TASK REQUIREMENTS: Quote every line of the material beneath this one.

INFORMATION SUPPLIED:
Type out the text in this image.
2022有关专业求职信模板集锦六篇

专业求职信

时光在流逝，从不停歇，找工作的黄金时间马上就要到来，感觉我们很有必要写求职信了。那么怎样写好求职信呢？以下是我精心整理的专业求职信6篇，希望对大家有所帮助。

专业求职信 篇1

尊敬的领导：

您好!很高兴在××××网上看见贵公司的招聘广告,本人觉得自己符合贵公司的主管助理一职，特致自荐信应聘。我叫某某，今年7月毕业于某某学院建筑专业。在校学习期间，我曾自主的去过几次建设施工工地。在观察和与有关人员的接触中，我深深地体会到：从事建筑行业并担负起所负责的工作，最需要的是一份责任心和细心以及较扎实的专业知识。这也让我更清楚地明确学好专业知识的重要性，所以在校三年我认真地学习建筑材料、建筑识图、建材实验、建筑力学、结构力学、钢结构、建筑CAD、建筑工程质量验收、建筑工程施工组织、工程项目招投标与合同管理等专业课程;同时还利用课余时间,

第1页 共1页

EXERCISE SOLUTION:
Type out the text in this image.
2022有关专业求职信模板集锦六篇

专业求职信

时光在流逝，从不停歇，找工作的黄金时间马上就要到来，感觉我们很有必要写求职信了。那么怎样写好求职信呢？以下是我精心整理的专业求职信6篇，希望对大家有所帮助。

专业求职信 篇1

尊敬的领导：

您好!很高兴在××××网上看见贵公司的招聘广告,本人觉得自己符合贵公司的主管助理一职，特致自荐信应聘。我叫某某，今年7月毕业于某某学院建筑专业。在校学习期间，我曾自主的去过几次建设施工工地。在观察和与有关人员的接触中，我深深地体会到：从事建筑行业并担负起所负责的工作，最需要的是一份责任心和细心以及较扎实的专业知识。这也让我更清楚地明确学好专业知识的重要性，所以在校三年我认真地学习建筑材料、建筑识图、建材实验、建筑力学、结构力学、钢结构、建筑CAD、建筑工程质量验收、建筑工程施工组织、工程项目招投标与合同管理等专业课程;同时还利用课余时间,

第1页 共1页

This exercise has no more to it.